EXERCISE INSTRUCTIONS: Below is a listing to transcribe in full and exactly; keep the pictures out.

RECORDS FOR THIS EXERCISE:
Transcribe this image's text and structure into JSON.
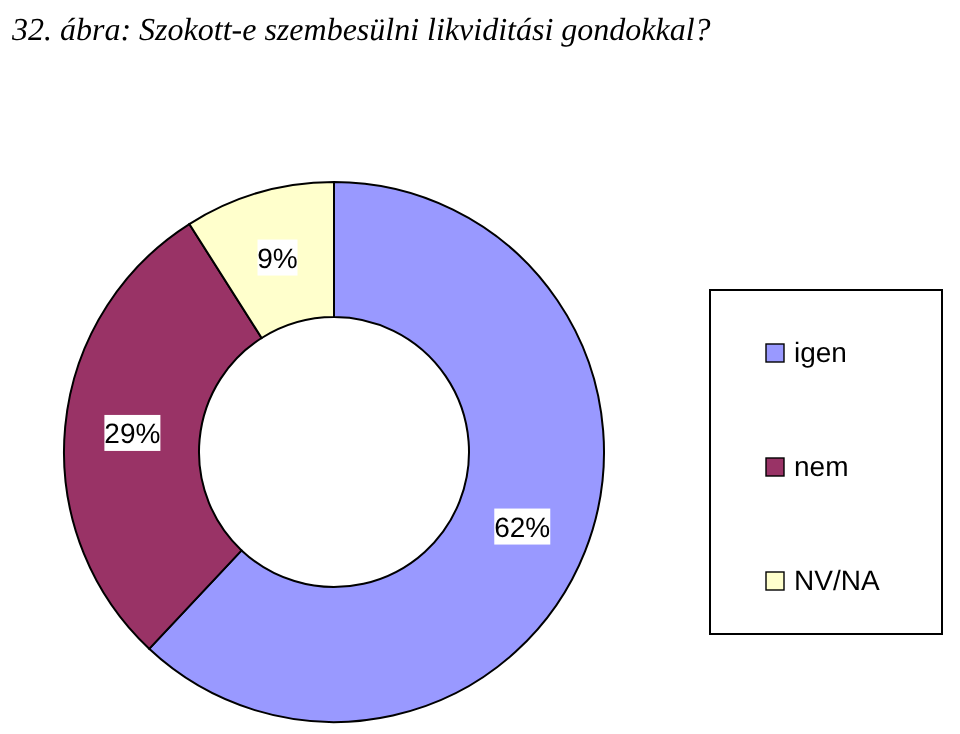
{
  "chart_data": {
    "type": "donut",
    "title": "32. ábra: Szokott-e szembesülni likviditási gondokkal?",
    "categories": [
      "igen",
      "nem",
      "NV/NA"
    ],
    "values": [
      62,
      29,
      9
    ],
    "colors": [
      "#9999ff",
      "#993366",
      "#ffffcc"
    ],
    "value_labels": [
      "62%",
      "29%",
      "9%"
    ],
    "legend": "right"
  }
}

TASK SOLUTION:
Transcribe this image's text and structure into JSON.
{
  "chart_data": {
    "type": "donut",
    "title": "32. ábra: Szokott-e szembesülni likviditási gondokkal?",
    "categories": [
      "igen",
      "nem",
      "NV/NA"
    ],
    "values": [
      62,
      29,
      9
    ],
    "colors": [
      "#9999ff",
      "#993366",
      "#ffffcc"
    ],
    "value_labels": [
      "62%",
      "29%",
      "9%"
    ],
    "legend": "right"
  }
}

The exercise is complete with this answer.